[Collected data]
** START **

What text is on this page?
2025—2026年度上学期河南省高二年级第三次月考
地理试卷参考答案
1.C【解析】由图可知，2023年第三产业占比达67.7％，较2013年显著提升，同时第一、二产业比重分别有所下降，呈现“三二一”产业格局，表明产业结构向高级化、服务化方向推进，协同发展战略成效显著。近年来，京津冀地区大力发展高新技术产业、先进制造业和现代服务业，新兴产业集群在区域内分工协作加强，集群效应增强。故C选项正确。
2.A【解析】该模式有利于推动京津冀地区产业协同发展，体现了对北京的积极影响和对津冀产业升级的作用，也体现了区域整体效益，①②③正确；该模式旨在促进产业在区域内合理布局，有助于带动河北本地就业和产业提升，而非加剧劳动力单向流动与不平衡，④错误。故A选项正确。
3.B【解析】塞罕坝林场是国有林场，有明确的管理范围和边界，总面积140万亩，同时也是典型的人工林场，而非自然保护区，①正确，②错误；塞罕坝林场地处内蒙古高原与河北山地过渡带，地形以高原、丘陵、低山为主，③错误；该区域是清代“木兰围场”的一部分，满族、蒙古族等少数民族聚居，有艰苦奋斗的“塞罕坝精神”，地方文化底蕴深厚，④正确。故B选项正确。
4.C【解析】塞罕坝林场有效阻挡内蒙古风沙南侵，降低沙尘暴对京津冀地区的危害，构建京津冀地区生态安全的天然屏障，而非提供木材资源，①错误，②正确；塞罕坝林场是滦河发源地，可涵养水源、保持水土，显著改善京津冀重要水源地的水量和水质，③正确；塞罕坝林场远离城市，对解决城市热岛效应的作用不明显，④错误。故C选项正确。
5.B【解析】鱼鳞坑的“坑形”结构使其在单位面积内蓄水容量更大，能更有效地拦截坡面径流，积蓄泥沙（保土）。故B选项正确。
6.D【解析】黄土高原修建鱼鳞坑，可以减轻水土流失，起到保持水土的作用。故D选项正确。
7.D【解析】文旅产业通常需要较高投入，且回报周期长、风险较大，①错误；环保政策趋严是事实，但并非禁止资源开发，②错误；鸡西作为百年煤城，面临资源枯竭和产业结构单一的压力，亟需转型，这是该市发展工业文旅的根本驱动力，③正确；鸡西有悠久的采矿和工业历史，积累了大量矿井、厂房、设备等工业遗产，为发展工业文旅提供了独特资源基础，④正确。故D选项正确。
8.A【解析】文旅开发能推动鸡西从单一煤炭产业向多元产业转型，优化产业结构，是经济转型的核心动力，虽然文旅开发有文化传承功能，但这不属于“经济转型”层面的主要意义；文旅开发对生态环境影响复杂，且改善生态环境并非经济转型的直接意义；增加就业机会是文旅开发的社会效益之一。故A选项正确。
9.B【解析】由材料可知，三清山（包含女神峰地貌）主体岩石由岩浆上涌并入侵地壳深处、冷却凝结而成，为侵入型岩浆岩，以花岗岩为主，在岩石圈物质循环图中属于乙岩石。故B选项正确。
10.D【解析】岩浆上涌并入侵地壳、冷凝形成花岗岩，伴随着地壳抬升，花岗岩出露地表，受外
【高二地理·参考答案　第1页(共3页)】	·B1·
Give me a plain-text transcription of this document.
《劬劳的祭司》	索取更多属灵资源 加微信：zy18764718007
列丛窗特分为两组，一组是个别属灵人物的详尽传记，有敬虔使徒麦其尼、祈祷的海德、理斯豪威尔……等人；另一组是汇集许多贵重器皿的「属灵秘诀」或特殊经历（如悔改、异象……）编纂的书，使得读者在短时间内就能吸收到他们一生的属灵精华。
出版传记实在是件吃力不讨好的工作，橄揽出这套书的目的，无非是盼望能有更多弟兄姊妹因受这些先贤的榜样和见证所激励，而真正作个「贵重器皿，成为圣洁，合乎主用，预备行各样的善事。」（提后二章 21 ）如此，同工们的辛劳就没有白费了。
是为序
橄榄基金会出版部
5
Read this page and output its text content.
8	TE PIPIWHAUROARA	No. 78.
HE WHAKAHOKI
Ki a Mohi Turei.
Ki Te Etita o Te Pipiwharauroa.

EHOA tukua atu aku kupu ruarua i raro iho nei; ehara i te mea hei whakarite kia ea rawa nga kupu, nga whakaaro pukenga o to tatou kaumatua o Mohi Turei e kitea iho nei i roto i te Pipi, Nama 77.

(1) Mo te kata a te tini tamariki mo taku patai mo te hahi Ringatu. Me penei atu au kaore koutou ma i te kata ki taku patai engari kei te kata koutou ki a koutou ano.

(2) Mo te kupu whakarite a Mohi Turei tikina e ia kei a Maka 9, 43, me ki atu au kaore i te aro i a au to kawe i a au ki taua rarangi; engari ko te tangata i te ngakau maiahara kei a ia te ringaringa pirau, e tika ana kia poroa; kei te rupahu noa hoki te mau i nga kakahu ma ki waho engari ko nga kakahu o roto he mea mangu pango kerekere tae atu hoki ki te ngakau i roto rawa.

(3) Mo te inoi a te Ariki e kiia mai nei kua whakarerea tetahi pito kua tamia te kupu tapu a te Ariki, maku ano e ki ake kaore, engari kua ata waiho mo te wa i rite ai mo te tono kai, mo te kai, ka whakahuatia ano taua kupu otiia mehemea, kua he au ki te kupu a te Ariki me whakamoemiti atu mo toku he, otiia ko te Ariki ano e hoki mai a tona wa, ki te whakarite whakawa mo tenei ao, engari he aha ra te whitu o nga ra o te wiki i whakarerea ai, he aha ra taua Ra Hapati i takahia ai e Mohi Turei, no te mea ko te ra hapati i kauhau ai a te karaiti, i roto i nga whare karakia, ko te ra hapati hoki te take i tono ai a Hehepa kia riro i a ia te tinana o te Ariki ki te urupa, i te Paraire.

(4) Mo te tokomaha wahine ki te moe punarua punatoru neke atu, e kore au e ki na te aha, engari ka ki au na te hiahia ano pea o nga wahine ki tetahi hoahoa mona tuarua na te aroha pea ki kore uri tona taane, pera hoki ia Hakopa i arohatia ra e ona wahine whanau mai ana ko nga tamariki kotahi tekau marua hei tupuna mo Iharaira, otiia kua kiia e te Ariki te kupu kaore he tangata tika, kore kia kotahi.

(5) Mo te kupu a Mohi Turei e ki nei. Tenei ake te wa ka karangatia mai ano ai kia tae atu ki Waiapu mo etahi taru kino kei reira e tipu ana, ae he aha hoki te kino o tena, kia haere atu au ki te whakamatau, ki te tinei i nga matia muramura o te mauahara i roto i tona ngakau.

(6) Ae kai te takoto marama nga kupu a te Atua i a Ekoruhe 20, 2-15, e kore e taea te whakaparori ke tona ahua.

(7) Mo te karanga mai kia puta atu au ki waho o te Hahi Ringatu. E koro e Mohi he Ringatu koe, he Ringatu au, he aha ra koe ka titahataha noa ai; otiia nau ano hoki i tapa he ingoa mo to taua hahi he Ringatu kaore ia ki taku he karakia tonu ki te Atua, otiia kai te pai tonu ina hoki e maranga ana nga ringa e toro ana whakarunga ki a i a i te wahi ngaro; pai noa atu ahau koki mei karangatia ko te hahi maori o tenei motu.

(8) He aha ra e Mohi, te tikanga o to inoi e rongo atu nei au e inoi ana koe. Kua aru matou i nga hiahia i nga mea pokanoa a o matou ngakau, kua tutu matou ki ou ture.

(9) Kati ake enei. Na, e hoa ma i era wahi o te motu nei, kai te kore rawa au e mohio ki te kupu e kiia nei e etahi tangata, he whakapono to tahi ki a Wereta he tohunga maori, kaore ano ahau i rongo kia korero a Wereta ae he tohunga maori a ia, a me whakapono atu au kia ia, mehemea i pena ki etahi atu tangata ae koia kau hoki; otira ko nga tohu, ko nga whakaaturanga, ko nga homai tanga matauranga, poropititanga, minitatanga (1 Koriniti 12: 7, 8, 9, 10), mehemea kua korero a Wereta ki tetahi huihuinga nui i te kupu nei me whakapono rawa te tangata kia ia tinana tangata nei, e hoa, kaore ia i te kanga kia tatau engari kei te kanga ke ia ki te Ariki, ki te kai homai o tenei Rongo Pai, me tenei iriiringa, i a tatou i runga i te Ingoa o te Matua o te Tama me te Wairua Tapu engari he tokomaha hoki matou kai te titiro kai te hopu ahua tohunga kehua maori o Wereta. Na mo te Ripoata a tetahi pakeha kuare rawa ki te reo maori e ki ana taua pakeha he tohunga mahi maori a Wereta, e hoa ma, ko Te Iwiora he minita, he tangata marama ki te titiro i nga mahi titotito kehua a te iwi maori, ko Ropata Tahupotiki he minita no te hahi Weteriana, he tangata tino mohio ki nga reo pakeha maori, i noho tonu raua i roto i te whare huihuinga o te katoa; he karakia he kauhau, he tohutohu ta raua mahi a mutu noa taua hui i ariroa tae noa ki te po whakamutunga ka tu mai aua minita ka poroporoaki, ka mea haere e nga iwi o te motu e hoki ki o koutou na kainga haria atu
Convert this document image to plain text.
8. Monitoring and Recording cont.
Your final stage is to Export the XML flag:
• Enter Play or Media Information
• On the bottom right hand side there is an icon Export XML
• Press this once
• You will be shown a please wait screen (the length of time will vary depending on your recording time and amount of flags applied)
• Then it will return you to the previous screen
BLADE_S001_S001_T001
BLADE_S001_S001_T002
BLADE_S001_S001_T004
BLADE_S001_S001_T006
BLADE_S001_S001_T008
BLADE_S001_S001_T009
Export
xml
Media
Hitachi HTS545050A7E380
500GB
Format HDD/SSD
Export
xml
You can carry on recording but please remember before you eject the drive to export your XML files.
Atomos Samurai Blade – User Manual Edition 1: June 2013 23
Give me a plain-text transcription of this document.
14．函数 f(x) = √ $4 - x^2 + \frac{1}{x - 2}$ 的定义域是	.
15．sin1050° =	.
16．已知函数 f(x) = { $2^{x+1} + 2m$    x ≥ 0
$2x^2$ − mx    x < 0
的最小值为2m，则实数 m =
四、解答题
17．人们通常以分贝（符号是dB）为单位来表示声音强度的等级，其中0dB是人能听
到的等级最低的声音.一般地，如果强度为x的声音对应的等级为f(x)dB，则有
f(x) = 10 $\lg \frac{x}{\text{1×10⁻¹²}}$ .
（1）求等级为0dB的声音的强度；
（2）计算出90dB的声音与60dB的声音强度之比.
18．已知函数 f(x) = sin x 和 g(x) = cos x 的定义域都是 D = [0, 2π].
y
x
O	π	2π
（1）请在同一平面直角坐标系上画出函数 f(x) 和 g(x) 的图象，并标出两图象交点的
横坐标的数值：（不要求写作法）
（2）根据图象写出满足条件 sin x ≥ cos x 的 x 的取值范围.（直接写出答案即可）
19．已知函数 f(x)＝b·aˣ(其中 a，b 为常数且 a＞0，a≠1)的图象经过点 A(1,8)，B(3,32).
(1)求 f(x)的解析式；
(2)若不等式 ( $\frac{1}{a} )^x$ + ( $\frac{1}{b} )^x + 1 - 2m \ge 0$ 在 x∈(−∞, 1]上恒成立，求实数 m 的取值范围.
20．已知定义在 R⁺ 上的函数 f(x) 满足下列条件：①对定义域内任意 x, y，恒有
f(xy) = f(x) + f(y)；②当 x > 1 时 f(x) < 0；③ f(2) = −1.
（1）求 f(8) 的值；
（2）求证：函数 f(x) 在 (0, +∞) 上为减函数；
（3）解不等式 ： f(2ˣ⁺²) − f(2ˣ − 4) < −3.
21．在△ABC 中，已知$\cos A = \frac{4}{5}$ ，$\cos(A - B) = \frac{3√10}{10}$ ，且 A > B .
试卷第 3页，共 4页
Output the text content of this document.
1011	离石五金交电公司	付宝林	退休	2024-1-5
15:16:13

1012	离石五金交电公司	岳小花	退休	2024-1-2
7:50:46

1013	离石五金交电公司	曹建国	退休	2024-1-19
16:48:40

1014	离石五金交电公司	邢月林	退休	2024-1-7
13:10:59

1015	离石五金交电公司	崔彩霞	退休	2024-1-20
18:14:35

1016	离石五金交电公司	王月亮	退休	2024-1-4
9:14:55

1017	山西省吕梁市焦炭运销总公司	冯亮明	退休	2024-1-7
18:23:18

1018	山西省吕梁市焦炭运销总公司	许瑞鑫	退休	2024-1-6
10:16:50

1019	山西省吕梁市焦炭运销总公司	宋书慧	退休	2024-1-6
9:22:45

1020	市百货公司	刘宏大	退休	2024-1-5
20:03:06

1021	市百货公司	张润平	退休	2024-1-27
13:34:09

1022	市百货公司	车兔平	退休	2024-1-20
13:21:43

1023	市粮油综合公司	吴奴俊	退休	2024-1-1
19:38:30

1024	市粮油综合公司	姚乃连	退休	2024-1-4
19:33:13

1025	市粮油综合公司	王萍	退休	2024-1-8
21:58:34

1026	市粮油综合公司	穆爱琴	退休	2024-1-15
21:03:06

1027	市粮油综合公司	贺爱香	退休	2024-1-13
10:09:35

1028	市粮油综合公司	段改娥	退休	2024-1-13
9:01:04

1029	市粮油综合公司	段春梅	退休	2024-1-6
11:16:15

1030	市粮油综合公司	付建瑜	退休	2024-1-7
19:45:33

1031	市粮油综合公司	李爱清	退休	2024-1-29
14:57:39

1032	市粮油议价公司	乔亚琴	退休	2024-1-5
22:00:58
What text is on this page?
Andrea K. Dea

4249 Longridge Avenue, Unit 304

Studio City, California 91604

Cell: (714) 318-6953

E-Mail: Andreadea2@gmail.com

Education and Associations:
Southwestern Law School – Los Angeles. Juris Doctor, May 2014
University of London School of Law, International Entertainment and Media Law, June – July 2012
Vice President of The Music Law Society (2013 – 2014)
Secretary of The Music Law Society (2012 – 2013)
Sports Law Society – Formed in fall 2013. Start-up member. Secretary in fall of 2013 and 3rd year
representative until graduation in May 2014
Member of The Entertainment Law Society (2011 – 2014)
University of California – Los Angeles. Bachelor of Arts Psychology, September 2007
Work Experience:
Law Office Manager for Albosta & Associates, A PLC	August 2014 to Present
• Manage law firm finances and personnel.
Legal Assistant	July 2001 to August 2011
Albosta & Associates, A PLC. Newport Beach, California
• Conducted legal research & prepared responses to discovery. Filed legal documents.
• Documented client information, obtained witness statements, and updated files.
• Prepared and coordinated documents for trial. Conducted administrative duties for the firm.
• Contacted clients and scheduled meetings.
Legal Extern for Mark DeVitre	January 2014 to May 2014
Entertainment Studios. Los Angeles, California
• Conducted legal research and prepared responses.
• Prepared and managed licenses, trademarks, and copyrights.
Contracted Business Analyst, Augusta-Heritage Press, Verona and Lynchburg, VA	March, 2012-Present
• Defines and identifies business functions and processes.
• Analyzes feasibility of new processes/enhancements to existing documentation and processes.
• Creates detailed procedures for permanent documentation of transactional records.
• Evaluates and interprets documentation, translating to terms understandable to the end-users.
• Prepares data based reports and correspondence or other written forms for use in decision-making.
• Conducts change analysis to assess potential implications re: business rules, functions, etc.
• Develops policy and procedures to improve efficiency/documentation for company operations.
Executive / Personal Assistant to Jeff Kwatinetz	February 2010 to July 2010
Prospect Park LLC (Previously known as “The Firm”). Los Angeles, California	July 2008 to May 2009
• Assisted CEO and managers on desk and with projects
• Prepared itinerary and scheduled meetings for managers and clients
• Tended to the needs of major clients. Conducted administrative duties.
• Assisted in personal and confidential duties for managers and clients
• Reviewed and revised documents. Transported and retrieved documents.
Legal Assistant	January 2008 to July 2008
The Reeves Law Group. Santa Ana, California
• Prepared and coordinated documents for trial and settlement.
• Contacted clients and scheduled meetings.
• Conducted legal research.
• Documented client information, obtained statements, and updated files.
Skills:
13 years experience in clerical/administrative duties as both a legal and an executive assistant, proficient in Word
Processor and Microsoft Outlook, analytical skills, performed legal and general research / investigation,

** END **

__Task goal__
Extract each line from the listing that holds the word "duties".

__Task solution__
• Prepared and coordinated documents for trial. Conducted administrative duties for the firm.
• Tended to the needs of major clients. Conducted administrative duties.
• Assisted in personal and confidential duties for managers and clients
13 years experience in clerical/administrative duties as both a legal and an executive assistant, proficient in Word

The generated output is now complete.